--- WORK REQUIRED ---
Go through the listing and pick out each line with the word "можно" in it.

(Data records)
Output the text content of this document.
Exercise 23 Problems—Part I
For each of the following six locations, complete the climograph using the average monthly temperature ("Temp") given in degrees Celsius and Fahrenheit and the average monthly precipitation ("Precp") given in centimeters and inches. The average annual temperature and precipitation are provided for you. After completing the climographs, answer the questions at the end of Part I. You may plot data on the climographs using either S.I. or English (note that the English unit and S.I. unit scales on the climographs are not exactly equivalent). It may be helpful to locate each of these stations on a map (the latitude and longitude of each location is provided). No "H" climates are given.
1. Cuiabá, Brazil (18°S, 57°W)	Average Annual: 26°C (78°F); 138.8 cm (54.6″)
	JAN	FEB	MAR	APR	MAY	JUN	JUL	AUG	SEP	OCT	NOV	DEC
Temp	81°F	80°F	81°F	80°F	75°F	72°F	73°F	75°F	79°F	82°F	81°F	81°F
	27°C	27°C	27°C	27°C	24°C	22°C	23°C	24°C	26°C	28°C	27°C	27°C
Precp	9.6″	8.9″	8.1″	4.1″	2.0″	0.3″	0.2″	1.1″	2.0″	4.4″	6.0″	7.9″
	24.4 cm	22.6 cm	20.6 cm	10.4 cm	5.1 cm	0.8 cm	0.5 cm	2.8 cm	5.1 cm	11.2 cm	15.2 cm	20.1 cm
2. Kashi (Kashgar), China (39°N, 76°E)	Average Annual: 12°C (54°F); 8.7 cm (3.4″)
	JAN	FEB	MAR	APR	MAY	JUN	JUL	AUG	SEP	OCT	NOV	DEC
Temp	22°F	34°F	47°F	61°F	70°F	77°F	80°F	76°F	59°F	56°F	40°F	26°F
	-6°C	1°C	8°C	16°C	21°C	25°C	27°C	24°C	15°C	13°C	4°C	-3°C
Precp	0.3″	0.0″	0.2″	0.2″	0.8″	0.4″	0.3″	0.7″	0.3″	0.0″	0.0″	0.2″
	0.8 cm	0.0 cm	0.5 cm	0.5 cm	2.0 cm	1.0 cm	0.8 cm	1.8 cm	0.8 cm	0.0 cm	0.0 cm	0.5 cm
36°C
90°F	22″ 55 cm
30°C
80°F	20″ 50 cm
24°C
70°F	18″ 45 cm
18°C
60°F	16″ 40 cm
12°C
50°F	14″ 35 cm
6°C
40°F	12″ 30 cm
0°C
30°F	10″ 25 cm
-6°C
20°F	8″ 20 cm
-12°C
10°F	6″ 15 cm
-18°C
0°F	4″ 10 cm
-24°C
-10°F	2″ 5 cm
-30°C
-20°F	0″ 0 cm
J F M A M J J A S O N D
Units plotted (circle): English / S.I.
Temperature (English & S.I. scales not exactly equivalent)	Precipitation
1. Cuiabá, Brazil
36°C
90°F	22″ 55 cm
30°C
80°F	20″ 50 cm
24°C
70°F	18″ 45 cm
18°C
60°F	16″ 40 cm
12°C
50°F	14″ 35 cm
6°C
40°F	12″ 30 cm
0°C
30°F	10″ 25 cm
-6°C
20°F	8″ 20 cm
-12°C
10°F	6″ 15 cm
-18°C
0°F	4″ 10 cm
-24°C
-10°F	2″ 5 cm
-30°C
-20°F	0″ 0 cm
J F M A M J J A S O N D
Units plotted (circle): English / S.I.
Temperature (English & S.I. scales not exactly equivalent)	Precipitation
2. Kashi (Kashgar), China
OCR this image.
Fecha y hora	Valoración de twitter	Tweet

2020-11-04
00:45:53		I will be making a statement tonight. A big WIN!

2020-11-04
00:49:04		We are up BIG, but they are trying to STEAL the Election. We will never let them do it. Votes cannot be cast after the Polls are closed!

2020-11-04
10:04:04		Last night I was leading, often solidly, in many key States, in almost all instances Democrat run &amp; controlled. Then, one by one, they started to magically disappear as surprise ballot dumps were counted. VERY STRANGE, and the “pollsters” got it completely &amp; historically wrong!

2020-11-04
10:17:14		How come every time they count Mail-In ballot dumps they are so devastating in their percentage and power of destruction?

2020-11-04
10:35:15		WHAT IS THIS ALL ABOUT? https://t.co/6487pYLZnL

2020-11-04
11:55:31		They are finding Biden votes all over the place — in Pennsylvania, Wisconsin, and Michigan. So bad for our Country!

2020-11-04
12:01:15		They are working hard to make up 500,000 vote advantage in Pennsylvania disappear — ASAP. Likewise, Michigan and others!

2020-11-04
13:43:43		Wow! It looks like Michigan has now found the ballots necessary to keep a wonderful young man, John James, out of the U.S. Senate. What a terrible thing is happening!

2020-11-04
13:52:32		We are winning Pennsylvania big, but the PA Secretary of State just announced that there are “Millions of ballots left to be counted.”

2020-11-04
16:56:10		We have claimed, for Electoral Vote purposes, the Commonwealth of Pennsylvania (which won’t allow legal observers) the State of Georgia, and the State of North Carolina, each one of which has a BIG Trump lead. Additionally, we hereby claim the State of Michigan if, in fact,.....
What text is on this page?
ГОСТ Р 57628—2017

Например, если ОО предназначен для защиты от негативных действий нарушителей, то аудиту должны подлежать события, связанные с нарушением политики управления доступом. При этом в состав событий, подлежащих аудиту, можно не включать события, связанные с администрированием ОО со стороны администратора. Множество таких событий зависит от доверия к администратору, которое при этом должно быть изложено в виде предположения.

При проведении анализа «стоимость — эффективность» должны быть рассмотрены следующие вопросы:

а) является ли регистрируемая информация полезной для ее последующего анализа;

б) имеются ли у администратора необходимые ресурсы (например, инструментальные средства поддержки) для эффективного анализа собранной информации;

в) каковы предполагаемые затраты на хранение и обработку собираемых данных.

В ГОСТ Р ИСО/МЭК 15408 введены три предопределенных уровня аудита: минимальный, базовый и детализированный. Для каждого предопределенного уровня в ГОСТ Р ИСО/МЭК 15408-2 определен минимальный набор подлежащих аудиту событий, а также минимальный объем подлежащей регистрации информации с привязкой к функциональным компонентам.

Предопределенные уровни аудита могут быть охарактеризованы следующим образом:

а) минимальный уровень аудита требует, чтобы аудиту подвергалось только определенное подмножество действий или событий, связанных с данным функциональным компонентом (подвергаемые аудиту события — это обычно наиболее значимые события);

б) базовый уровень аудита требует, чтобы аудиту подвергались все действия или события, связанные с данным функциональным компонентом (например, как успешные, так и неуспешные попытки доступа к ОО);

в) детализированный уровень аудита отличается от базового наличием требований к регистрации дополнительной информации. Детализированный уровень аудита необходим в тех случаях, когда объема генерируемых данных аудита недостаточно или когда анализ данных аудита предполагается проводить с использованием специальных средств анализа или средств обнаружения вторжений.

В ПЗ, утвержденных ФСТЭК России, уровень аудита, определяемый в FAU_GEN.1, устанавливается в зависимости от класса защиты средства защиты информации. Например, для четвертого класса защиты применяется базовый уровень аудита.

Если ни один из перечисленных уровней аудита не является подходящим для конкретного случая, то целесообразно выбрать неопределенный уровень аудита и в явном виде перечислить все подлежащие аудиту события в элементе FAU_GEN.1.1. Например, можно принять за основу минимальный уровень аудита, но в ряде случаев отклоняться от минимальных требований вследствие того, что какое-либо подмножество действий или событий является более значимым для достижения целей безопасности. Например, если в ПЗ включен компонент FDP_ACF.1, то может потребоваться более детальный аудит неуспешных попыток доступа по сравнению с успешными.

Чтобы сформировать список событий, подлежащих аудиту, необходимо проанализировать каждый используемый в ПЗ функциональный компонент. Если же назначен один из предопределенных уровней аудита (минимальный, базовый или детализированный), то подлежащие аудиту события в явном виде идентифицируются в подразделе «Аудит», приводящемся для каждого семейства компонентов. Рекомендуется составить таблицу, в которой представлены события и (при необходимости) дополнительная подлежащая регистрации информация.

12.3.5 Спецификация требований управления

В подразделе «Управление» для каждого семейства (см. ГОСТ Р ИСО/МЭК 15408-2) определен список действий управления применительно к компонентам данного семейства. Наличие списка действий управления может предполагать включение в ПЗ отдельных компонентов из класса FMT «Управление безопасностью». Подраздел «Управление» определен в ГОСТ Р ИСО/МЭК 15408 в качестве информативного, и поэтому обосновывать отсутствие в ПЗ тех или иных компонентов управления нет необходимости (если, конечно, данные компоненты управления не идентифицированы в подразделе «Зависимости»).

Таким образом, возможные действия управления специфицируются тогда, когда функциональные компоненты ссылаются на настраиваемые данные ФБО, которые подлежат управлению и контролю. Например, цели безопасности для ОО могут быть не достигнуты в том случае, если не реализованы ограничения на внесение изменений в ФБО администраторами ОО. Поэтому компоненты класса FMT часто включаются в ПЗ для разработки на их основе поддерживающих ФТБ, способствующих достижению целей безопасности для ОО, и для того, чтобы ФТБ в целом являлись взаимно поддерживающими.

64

--- RESPONSE TO THE TASK ---
Например, если ОО предназначен для защиты от негативных действий нарушителей, то аудиту должны подлежать события, связанные с нарушением политики управления доступом. При этом в состав событий, подлежащих аудиту, можно не включать события, связанные с администрированием ОО со стороны администратора. Множество таких событий зависит от доверия к администратору, которое при этом должно быть изложено в виде предположения.
Если ни один из перечисленных уровней аудита не является подходящим для конкретного случая, то целесообразно выбрать неопределенный уровень аудита и в явном виде перечислить все подлежащие аудиту события в элементе FAU_GEN.1.1. Например, можно принять за основу минимальный уровень аудита, но в ряде случаев отклоняться от минимальных требований вследствие того, что какое-либо подмножество действий или событий является более значимым для достижения целей безопасности. Например, если в ПЗ включен компонент FDP_ACF.1, то может потребоваться более детальный аудит неуспешных попыток доступа по сравнению с успешными.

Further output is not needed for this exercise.